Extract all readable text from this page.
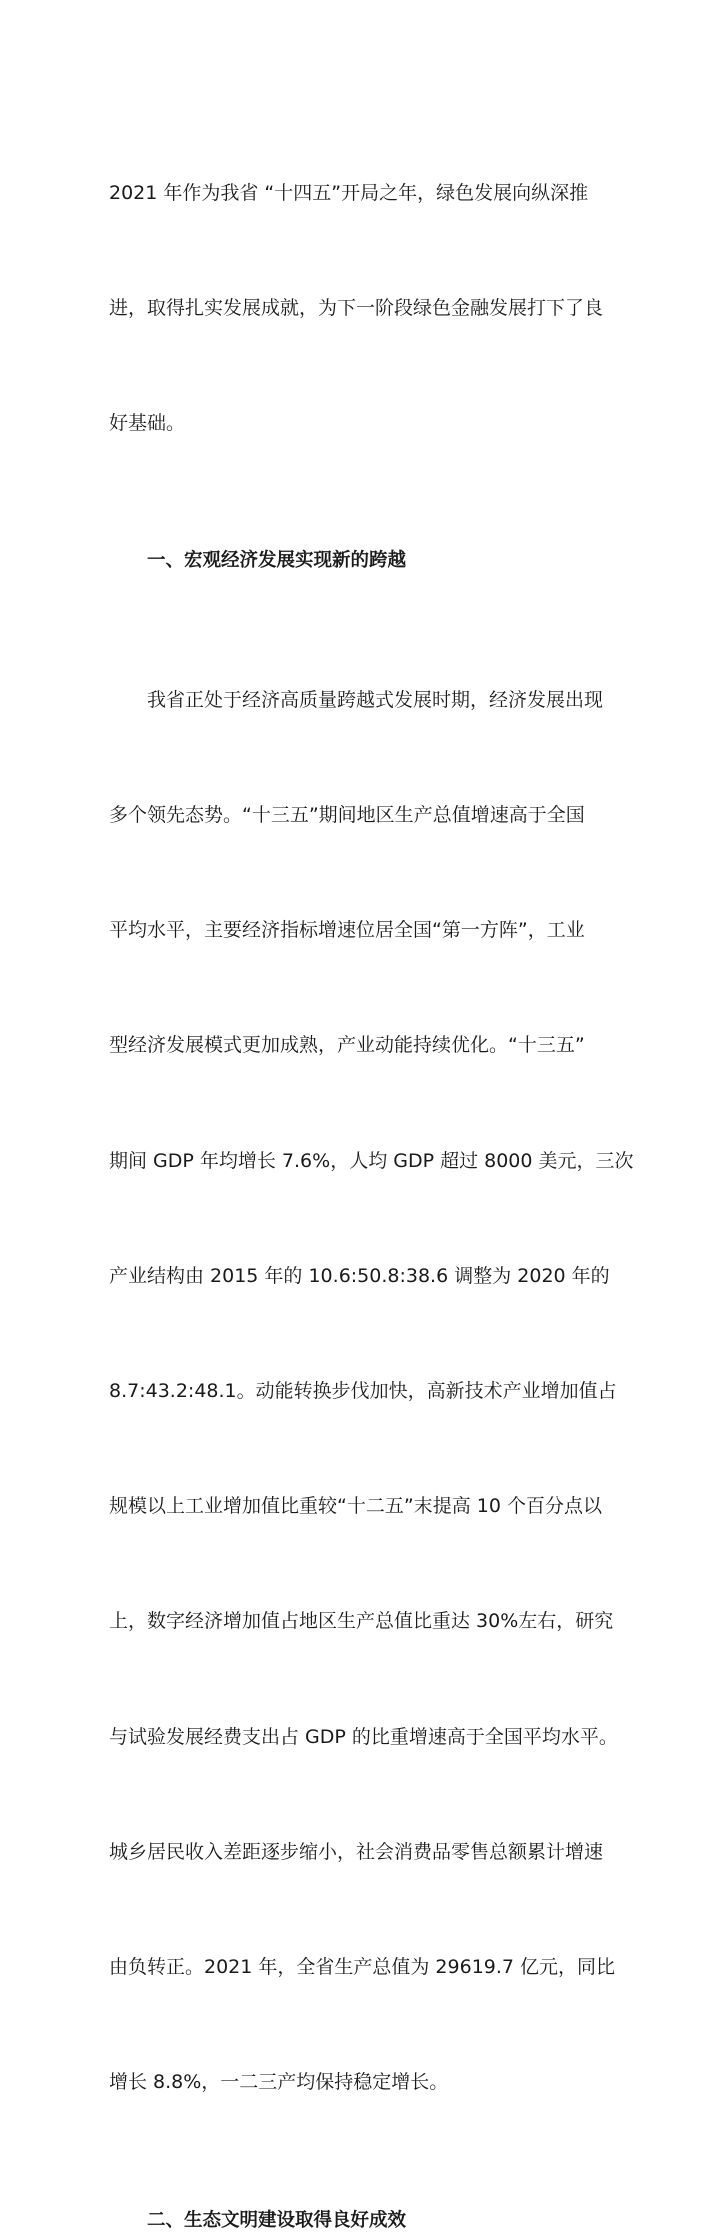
2021 年作为我省 “十四五”开局之年，绿色发展向纵深推

进，取得扎实发展成就，为下一阶段绿色金融发展打下了良

好基础。

一、宏观经济发展实现新的跨越

　　我省正处于经济高质量跨越式发展时期，经济发展出现

多个领先态势。“十三五”期间地区生产总值增速高于全国

平均水平，主要经济指标增速位居全国“第一方阵”，工业

型经济发展模式更加成熟，产业动能持续优化。“十三五”

期间 GDP 年均增长 7.6%，人均 GDP 超过 8000 美元，三次

产业结构由 2015 年的 10.6:50.8:38.6 调整为 2020 年的

8.7:43.2:48.1。动能转换步伐加快，高新技术产业增加值占

规模以上工业增加值比重较“十二五”末提高 10 个百分点以

上，数字经济增加值占地区生产总值比重达 30%左右，研究

与试验发展经费支出占 GDP 的比重增速高于全国平均水平。

城乡居民收入差距逐步缩小，社会消费品零售总额累计增速

由负转正。2021 年，全省生产总值为 29619.7 亿元，同比

增长 8.8%，一二三产均保持稳定增长。

二、生态文明建设取得良好成效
****************************************
• Written request: Transcribe the records above exactly, omitting every picture they contain.

• Exercise solution:
Extract all readable text from this page.
2021 年作为我省 “十四五”开局之年，绿色发展向纵深推

进，取得扎实发展成就，为下一阶段绿色金融发展打下了良

好基础。

一、宏观经济发展实现新的跨越

　　我省正处于经济高质量跨越式发展时期，经济发展出现

多个领先态势。“十三五”期间地区生产总值增速高于全国

平均水平，主要经济指标增速位居全国“第一方阵”，工业

型经济发展模式更加成熟，产业动能持续优化。“十三五”

期间 GDP 年均增长 7.6%，人均 GDP 超过 8000 美元，三次

产业结构由 2015 年的 10.6:50.8:38.6 调整为 2020 年的

8.7:43.2:48.1。动能转换步伐加快，高新技术产业增加值占

规模以上工业增加值比重较“十二五”末提高 10 个百分点以

上，数字经济增加值占地区生产总值比重达 30%左右，研究

与试验发展经费支出占 GDP 的比重增速高于全国平均水平。

城乡居民收入差距逐步缩小，社会消费品零售总额累计增速

由负转正。2021 年，全省生产总值为 29619.7 亿元，同比

增长 8.8%，一二三产均保持稳定增长。

二、生态文明建设取得良好成效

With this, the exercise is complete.